[Stored dataset items]
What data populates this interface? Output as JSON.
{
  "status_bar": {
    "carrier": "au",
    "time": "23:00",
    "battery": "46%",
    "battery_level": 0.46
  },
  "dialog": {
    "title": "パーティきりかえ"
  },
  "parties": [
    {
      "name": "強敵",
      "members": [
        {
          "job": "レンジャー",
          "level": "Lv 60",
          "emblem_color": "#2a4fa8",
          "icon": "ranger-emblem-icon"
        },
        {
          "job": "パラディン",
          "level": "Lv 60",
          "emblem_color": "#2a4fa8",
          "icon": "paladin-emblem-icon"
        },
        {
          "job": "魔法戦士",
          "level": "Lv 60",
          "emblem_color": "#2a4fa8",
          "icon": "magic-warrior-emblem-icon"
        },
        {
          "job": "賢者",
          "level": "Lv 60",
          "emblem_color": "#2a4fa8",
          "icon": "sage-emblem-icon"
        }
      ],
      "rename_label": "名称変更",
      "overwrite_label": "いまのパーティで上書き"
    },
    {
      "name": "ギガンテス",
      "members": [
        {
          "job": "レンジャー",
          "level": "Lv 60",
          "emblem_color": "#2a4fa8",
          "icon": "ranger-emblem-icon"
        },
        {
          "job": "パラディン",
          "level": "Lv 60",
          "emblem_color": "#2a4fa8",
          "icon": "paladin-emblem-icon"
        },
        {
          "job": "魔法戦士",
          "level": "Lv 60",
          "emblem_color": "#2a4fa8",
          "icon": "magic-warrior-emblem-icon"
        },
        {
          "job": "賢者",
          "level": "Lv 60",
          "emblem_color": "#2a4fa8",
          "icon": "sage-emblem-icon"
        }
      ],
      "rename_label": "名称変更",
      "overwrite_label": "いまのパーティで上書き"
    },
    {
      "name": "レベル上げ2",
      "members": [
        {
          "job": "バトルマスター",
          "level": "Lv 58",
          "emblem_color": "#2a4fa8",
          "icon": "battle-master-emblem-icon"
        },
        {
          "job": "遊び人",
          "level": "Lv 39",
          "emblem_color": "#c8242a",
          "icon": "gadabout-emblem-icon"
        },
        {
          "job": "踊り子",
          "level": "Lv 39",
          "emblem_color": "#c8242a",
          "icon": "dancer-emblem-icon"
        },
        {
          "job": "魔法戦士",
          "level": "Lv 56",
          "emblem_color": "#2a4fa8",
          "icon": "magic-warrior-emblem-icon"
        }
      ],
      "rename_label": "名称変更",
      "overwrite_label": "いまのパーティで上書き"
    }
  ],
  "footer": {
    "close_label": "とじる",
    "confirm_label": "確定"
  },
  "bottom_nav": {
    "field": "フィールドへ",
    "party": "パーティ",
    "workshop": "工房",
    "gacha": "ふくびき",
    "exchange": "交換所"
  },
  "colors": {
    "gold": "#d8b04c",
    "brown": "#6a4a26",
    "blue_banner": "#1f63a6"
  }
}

_Stated goal:_
Every record shown above must be echoed exactly.

_Completed exercise:_
What data populates this interface? Output as JSON.
{
  "status_bar": {
    "carrier": "au",
    "time": "23:00",
    "battery": "46%",
    "battery_level": 0.46
  },
  "dialog": {
    "title": "パーティきりかえ"
  },
  "parties": [
    {
      "name": "強敵",
      "members": [
        {
          "job": "レンジャー",
          "level": "Lv 60",
          "emblem_color": "#2a4fa8",
          "icon": "ranger-emblem-icon"
        },
        {
          "job": "パラディン",
          "level": "Lv 60",
          "emblem_color": "#2a4fa8",
          "icon": "paladin-emblem-icon"
        },
        {
          "job": "魔法戦士",
          "level": "Lv 60",
          "emblem_color": "#2a4fa8",
          "icon": "magic-warrior-emblem-icon"
        },
        {
          "job": "賢者",
          "level": "Lv 60",
          "emblem_color": "#2a4fa8",
          "icon": "sage-emblem-icon"
        }
      ],
      "rename_label": "名称変更",
      "overwrite_label": "いまのパーティで上書き"
    },
    {
      "name": "ギガンテス",
      "members": [
        {
          "job": "レンジャー",
          "level": "Lv 60",
          "emblem_color": "#2a4fa8",
          "icon": "ranger-emblem-icon"
        },
        {
          "job": "パラディン",
          "level": "Lv 60",
          "emblem_color": "#2a4fa8",
          "icon": "paladin-emblem-icon"
        },
        {
          "job": "魔法戦士",
          "level": "Lv 60",
          "emblem_color": "#2a4fa8",
          "icon": "magic-warrior-emblem-icon"
        },
        {
          "job": "賢者",
          "level": "Lv 60",
          "emblem_color": "#2a4fa8",
          "icon": "sage-emblem-icon"
        }
      ],
      "rename_label": "名称変更",
      "overwrite_label": "いまのパーティで上書き"
    },
    {
      "name": "レベル上げ2",
      "members": [
        {
          "job": "バトルマスター",
          "level": "Lv 58",
          "emblem_color": "#2a4fa8",
          "icon": "battle-master-emblem-icon"
        },
        {
          "job": "遊び人",
          "level": "Lv 39",
          "emblem_color": "#c8242a",
          "icon": "gadabout-emblem-icon"
        },
        {
          "job": "踊り子",
          "level": "Lv 39",
          "emblem_color": "#c8242a",
          "icon": "dancer-emblem-icon"
        },
        {
          "job": "魔法戦士",
          "level": "Lv 56",
          "emblem_color": "#2a4fa8",
          "icon": "magic-warrior-emblem-icon"
        }
      ],
      "rename_label": "名称変更",
      "overwrite_label": "いまのパーティで上書き"
    }
  ],
  "footer": {
    "close_label": "とじる",
    "confirm_label": "確定"
  },
  "bottom_nav": {
    "field": "フィールドへ",
    "party": "パーティ",
    "workshop": "工房",
    "gacha": "ふくびき",
    "exchange": "交換所"
  },
  "colors": {
    "gold": "#d8b04c",
    "brown": "#6a4a26",
    "blue_banner": "#1f63a6"
  }
}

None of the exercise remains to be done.